Scan the entries below for the word "травянистые". Copy each line that has it.

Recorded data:
━━━━━━

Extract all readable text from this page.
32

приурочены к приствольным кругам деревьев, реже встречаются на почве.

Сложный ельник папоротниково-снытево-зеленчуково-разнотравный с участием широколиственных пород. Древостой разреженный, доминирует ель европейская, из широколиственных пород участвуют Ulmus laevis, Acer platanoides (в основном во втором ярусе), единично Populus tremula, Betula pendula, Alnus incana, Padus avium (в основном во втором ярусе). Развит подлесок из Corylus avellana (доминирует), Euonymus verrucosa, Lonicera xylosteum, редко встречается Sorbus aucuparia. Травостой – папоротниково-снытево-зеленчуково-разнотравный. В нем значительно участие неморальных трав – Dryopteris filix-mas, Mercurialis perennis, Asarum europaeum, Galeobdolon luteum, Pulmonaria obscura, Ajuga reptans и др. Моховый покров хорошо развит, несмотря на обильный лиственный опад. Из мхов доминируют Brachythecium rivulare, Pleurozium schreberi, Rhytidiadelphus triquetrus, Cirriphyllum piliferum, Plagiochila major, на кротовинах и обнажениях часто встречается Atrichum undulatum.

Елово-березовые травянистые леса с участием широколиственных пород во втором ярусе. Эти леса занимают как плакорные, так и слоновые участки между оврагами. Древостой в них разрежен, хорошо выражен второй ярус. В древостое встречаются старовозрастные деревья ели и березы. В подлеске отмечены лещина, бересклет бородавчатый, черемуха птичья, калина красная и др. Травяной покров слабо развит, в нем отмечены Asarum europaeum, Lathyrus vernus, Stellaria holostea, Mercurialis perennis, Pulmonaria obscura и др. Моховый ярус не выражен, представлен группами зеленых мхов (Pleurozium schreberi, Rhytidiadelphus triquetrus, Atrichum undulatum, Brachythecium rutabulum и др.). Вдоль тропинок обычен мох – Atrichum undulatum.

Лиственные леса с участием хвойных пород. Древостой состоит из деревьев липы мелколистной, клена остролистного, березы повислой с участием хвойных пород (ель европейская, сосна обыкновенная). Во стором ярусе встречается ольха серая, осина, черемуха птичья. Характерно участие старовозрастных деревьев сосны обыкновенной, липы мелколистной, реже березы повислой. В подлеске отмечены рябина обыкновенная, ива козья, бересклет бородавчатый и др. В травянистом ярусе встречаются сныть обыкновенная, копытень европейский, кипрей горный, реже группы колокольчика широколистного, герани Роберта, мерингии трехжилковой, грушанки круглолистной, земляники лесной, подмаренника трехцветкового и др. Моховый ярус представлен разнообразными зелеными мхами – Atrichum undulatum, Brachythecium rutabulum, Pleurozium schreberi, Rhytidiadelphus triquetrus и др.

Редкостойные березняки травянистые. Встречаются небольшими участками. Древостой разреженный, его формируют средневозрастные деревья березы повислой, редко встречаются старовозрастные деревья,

━━━━━━

> _Answer for the task_:
Елово-березовые травянистые леса с участием широколиственных пород во втором ярусе. Эти леса занимают как плакорные, так и слоновые участки между оврагами. Древостой в них разрежен, хорошо выражен второй ярус. В древостое встречаются старовозрастные деревья ели и березы. В подлеске отмечены лещина, бересклет бородавчатый, черемуха птичья, калина красная и др. Травяной покров слабо развит, в нем отмечены Asarum europaeum, Lathyrus vernus, Stellaria holostea, Mercurialis perennis, Pulmonaria obscura и др. Моховый ярус не выражен, представлен группами зеленых мхов (Pleurozium schreberi, Rhytidiadelphus triquetrus, Atrichum undulatum, Brachythecium rutabulum и др.). Вдоль тропинок обычен мох – Atrichum undulatum.
Редкостойные березняки травянистые. Встречаются небольшими участками. Древостой разреженный, его формируют средневозрастные деревья березы повислой, редко встречаются старовозрастные деревья,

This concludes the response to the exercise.